Some records:
>>>>>
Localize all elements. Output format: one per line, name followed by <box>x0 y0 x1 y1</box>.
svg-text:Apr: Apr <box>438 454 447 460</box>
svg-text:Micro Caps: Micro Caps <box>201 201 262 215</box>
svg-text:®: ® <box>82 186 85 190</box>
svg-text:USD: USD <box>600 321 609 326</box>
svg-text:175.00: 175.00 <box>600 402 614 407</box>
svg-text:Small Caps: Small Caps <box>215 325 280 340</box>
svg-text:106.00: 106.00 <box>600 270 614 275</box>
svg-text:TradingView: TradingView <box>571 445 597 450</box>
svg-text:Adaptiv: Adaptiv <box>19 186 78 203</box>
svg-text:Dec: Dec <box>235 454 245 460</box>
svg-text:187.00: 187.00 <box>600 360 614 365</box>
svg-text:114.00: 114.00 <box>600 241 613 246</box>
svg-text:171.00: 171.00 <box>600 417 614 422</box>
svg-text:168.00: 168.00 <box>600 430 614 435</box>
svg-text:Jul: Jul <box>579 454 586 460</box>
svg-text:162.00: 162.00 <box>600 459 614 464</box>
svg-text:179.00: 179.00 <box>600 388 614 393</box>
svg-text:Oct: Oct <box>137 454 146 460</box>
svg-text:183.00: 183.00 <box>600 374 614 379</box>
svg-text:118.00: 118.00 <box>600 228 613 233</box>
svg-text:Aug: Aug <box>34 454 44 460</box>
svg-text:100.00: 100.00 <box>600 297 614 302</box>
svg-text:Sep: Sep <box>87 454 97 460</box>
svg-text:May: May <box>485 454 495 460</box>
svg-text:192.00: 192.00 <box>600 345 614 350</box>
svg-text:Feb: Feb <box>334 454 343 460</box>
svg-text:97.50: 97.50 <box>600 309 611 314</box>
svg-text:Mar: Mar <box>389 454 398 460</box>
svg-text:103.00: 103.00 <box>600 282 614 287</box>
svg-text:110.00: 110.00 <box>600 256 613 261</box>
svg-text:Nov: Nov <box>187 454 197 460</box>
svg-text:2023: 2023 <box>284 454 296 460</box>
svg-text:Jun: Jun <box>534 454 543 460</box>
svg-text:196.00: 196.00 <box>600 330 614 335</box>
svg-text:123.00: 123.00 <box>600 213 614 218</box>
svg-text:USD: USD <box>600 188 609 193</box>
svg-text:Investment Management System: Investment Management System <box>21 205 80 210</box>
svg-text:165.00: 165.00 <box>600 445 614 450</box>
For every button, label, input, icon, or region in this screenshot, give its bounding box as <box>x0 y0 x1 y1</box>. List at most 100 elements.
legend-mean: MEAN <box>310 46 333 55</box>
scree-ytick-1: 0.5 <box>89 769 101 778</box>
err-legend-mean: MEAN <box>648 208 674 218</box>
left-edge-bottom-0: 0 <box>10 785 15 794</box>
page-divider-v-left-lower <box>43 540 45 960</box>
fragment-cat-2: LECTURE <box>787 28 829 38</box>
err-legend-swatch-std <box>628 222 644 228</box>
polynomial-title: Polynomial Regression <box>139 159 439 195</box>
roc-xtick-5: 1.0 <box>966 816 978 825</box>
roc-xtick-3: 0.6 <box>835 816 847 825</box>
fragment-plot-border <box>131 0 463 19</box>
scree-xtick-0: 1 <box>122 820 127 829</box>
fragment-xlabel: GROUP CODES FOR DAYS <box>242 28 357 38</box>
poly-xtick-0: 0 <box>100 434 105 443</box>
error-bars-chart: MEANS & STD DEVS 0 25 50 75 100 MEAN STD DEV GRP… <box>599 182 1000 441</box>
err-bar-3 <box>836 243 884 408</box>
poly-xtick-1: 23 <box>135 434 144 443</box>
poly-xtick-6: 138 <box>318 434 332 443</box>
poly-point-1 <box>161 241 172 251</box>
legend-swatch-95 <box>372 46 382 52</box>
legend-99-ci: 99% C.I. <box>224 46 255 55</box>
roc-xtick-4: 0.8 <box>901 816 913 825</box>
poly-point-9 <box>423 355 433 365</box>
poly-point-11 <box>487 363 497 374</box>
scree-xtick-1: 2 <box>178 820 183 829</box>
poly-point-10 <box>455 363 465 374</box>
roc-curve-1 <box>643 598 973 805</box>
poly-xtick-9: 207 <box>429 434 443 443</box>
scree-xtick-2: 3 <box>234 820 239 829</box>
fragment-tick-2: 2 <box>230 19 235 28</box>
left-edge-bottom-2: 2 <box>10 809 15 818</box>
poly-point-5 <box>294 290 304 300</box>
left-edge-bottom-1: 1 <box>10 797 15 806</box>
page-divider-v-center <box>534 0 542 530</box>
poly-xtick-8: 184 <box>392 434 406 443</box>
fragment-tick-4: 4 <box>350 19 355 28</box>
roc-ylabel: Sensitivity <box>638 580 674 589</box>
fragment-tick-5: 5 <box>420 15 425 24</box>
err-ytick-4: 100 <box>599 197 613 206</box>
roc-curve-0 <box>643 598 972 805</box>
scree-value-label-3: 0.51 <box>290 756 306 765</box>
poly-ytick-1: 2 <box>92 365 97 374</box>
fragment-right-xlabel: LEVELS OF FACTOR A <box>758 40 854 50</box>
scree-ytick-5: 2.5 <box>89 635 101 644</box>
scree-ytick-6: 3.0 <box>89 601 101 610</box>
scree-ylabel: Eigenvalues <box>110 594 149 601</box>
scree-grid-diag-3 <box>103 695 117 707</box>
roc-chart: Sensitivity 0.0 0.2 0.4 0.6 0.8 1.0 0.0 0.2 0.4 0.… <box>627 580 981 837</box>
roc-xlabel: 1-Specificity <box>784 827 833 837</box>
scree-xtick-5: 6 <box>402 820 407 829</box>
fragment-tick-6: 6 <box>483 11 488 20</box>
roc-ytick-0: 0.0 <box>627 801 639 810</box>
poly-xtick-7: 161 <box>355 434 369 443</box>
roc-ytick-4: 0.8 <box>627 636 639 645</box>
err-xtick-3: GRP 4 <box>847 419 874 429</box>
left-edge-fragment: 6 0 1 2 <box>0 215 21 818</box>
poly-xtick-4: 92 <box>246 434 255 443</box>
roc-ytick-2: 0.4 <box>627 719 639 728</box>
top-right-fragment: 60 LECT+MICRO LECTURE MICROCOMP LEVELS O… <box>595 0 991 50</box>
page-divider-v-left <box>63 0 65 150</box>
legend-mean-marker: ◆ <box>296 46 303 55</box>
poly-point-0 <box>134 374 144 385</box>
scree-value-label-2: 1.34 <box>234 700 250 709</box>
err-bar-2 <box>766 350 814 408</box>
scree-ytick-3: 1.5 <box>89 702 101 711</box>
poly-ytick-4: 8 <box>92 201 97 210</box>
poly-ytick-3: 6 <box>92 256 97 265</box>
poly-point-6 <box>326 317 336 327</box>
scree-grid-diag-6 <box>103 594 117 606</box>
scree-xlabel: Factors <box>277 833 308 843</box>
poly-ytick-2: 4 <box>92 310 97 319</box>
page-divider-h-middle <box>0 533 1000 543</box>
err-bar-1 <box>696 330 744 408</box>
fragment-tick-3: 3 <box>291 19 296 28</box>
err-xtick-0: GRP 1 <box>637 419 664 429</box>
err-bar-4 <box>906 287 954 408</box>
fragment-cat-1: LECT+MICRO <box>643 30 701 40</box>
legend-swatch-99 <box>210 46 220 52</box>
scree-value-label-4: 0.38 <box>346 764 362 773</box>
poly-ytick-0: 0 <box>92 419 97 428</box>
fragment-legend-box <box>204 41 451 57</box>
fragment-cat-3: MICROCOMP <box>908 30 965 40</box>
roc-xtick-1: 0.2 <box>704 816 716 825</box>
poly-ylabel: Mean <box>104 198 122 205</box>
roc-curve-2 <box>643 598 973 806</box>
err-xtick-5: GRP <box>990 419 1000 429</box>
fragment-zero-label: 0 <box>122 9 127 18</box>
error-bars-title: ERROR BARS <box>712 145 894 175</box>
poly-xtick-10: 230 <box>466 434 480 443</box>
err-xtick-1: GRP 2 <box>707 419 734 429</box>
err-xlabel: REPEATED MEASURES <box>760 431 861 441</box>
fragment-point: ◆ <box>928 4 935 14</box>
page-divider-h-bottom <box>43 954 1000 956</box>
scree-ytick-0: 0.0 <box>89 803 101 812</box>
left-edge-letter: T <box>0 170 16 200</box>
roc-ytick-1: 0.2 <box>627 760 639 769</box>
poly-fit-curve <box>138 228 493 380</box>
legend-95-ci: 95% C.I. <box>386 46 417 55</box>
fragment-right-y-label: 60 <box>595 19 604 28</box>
<<<<<
Please copy the listing verbatim, from its first line through the line containing "svg-text:192.00: 192.00 <box>600", with both ends included.

## [THE REPLY]
Localize all elements. Output format: one per line, name followed by <box>x0 y0 x1 y1</box>.
svg-text:Apr: Apr <box>438 454 447 460</box>
svg-text:Micro Caps: Micro Caps <box>201 201 262 215</box>
svg-text:®: ® <box>82 186 85 190</box>
svg-text:USD: USD <box>600 321 609 326</box>
svg-text:175.00: 175.00 <box>600 402 614 407</box>
svg-text:Small Caps: Small Caps <box>215 325 280 340</box>
svg-text:106.00: 106.00 <box>600 270 614 275</box>
svg-text:TradingView: TradingView <box>571 445 597 450</box>
svg-text:Adaptiv: Adaptiv <box>19 186 78 203</box>
svg-text:Dec: Dec <box>235 454 245 460</box>
svg-text:187.00: 187.00 <box>600 360 614 365</box>
svg-text:114.00: 114.00 <box>600 241 613 246</box>
svg-text:171.00: 171.00 <box>600 417 614 422</box>
svg-text:168.00: 168.00 <box>600 430 614 435</box>
svg-text:Jul: Jul <box>579 454 586 460</box>
svg-text:162.00: 162.00 <box>600 459 614 464</box>
svg-text:179.00: 179.00 <box>600 388 614 393</box>
svg-text:Oct: Oct <box>137 454 146 460</box>
svg-text:183.00: 183.00 <box>600 374 614 379</box>
svg-text:118.00: 118.00 <box>600 228 613 233</box>
svg-text:Aug: Aug <box>34 454 44 460</box>
svg-text:100.00: 100.00 <box>600 297 614 302</box>
svg-text:Sep: Sep <box>87 454 97 460</box>
svg-text:May: May <box>485 454 495 460</box>
svg-text:192.00: 192.00 <box>600 345 614 350</box>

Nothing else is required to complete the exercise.